> _SUPPLIED ENTRIES_:

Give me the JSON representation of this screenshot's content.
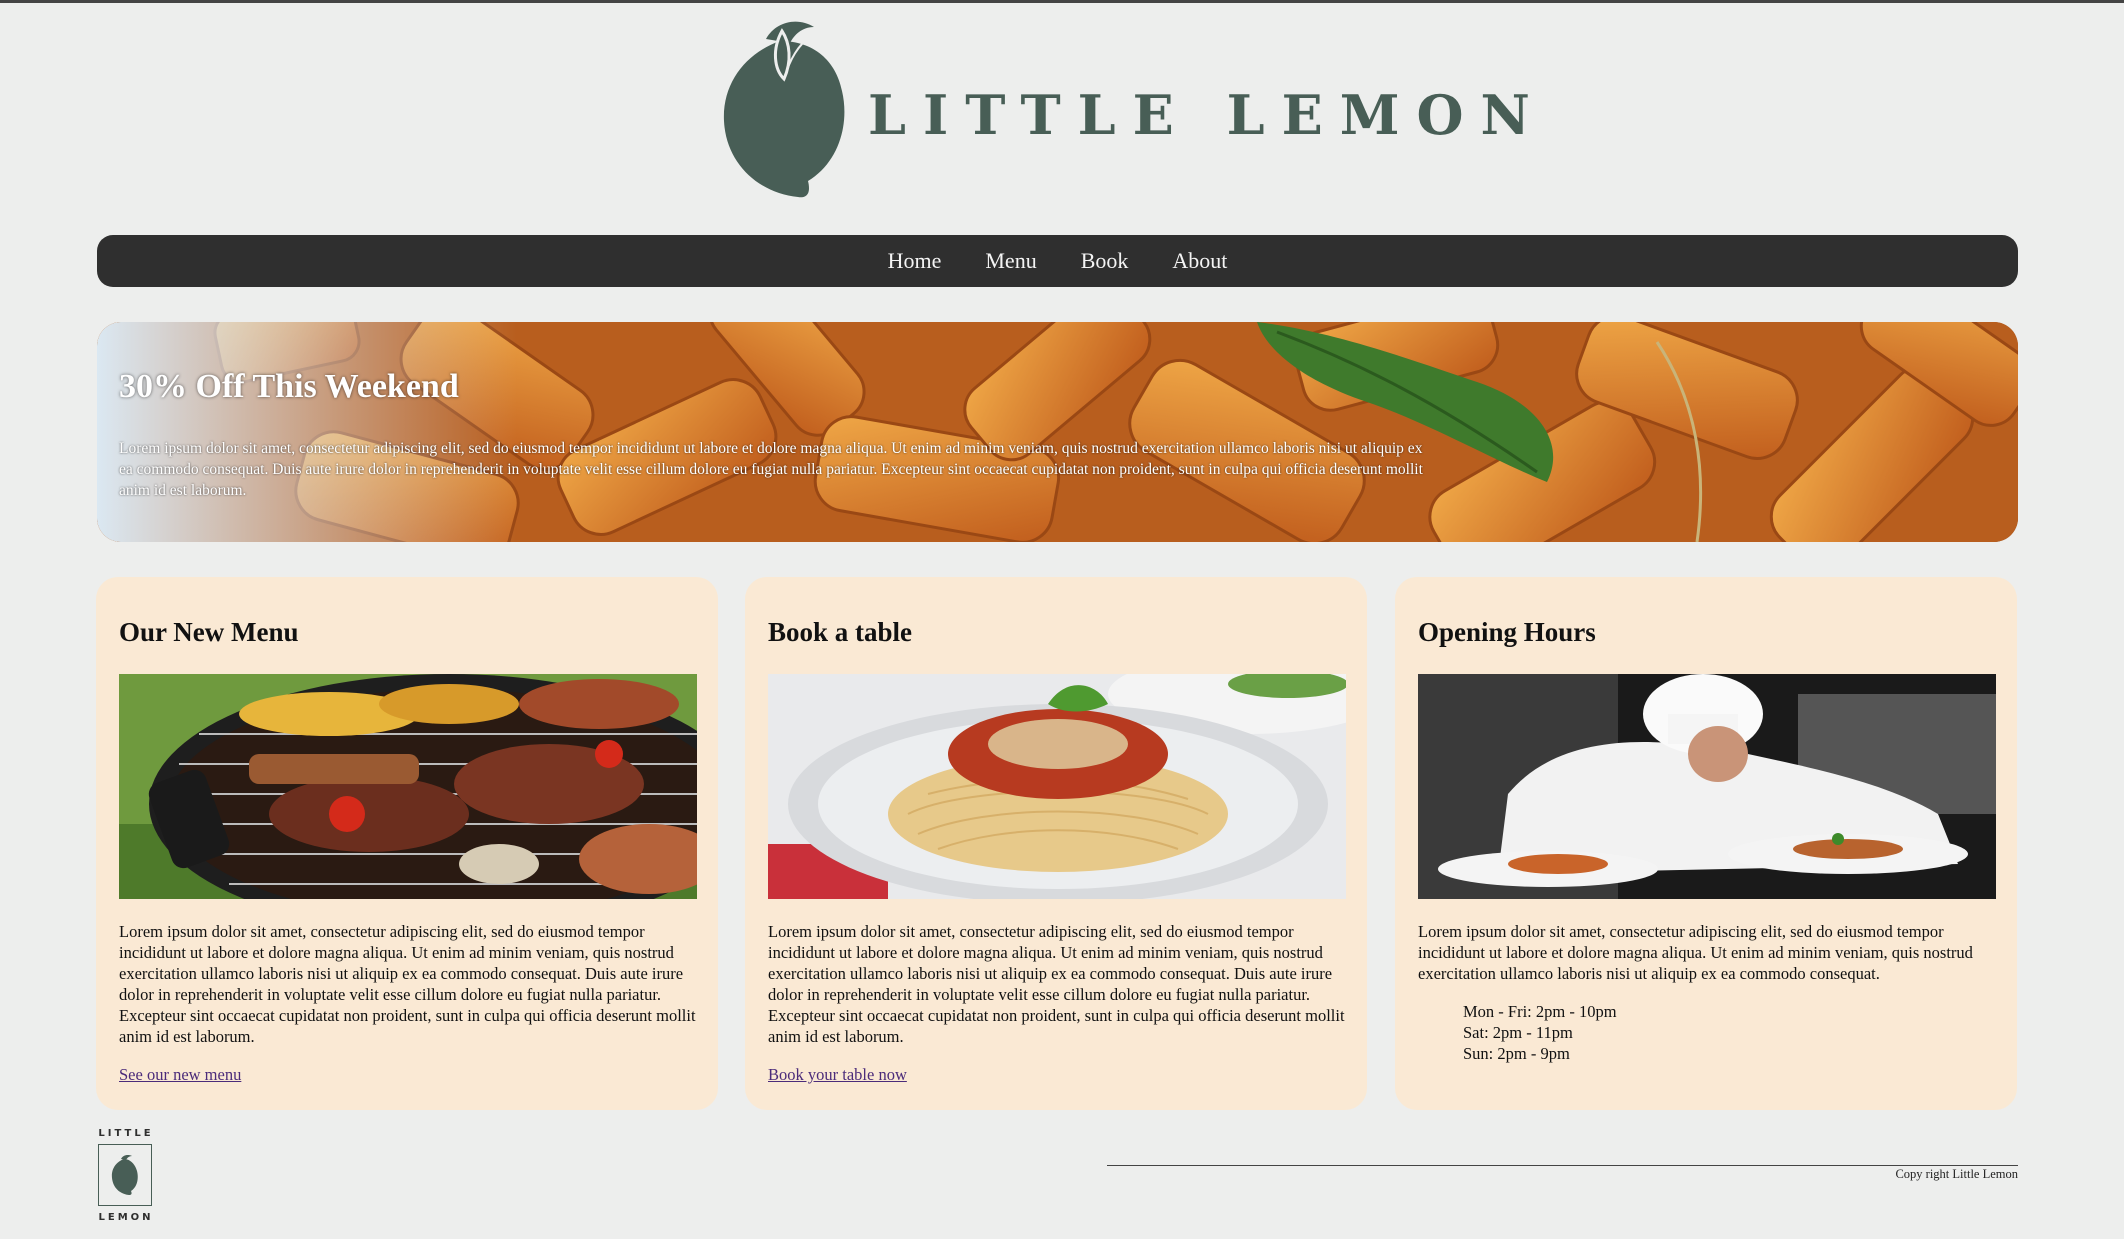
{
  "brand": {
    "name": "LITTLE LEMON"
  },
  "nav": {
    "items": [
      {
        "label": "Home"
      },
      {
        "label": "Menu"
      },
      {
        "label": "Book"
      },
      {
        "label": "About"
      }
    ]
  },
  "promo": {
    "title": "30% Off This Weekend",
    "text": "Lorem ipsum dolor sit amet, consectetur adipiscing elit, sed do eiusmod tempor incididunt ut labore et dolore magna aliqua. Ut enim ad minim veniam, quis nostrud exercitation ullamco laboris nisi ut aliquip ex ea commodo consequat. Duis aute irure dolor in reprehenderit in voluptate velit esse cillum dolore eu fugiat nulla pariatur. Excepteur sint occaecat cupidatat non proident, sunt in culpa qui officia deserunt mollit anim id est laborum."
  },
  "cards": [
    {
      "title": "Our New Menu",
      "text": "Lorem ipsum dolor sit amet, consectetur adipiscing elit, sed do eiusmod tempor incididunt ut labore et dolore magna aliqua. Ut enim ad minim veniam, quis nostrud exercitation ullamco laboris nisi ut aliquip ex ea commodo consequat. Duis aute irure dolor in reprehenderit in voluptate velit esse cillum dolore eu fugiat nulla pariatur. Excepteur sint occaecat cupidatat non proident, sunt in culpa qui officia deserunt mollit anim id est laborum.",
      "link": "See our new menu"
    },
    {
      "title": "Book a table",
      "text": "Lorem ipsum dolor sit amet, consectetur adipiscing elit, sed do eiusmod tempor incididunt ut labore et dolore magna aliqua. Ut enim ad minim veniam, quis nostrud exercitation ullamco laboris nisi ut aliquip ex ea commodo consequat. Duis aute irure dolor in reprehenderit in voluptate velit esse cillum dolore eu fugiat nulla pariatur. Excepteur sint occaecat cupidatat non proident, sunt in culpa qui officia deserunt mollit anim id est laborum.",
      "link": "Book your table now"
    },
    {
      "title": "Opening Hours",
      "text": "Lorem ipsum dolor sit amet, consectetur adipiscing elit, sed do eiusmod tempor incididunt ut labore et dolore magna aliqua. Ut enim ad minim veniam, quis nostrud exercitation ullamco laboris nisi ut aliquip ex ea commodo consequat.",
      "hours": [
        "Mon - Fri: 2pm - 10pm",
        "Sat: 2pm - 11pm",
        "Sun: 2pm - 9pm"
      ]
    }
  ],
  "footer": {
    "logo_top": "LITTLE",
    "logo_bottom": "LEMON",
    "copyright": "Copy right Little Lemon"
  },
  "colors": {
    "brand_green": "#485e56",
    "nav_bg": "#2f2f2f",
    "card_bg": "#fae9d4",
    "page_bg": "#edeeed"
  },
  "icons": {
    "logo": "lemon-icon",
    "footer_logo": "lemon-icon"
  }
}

> _PROBLEM STATEMENT_: Leave out the pictures and copy the rest of the material above exactly.

> _SOLUTION FOR THIS PROBLEM_:
Give me the JSON representation of this screenshot's content.
{
  "brand": {
    "name": "LITTLE LEMON"
  },
  "nav": {
    "items": [
      {
        "label": "Home"
      },
      {
        "label": "Menu"
      },
      {
        "label": "Book"
      },
      {
        "label": "About"
      }
    ]
  },
  "promo": {
    "title": "30% Off This Weekend",
    "text": "Lorem ipsum dolor sit amet, consectetur adipiscing elit, sed do eiusmod tempor incididunt ut labore et dolore magna aliqua. Ut enim ad minim veniam, quis nostrud exercitation ullamco laboris nisi ut aliquip ex ea commodo consequat. Duis aute irure dolor in reprehenderit in voluptate velit esse cillum dolore eu fugiat nulla pariatur. Excepteur sint occaecat cupidatat non proident, sunt in culpa qui officia deserunt mollit anim id est laborum."
  },
  "cards": [
    {
      "title": "Our New Menu",
      "text": "Lorem ipsum dolor sit amet, consectetur adipiscing elit, sed do eiusmod tempor incididunt ut labore et dolore magna aliqua. Ut enim ad minim veniam, quis nostrud exercitation ullamco laboris nisi ut aliquip ex ea commodo consequat. Duis aute irure dolor in reprehenderit in voluptate velit esse cillum dolore eu fugiat nulla pariatur. Excepteur sint occaecat cupidatat non proident, sunt in culpa qui officia deserunt mollit anim id est laborum.",
      "link": "See our new menu"
    },
    {
      "title": "Book a table",
      "text": "Lorem ipsum dolor sit amet, consectetur adipiscing elit, sed do eiusmod tempor incididunt ut labore et dolore magna aliqua. Ut enim ad minim veniam, quis nostrud exercitation ullamco laboris nisi ut aliquip ex ea commodo consequat. Duis aute irure dolor in reprehenderit in voluptate velit esse cillum dolore eu fugiat nulla pariatur. Excepteur sint occaecat cupidatat non proident, sunt in culpa qui officia deserunt mollit anim id est laborum.",
      "link": "Book your table now"
    },
    {
      "title": "Opening Hours",
      "text": "Lorem ipsum dolor sit amet, consectetur adipiscing elit, sed do eiusmod tempor incididunt ut labore et dolore magna aliqua. Ut enim ad minim veniam, quis nostrud exercitation ullamco laboris nisi ut aliquip ex ea commodo consequat.",
      "hours": [
        "Mon - Fri: 2pm - 10pm",
        "Sat: 2pm - 11pm",
        "Sun: 2pm - 9pm"
      ]
    }
  ],
  "footer": {
    "logo_top": "LITTLE",
    "logo_bottom": "LEMON",
    "copyright": "Copy right Little Lemon"
  },
  "colors": {
    "brand_green": "#485e56",
    "nav_bg": "#2f2f2f",
    "card_bg": "#fae9d4",
    "page_bg": "#edeeed"
  },
  "icons": {
    "logo": "lemon-icon",
    "footer_logo": "lemon-icon"
  }
}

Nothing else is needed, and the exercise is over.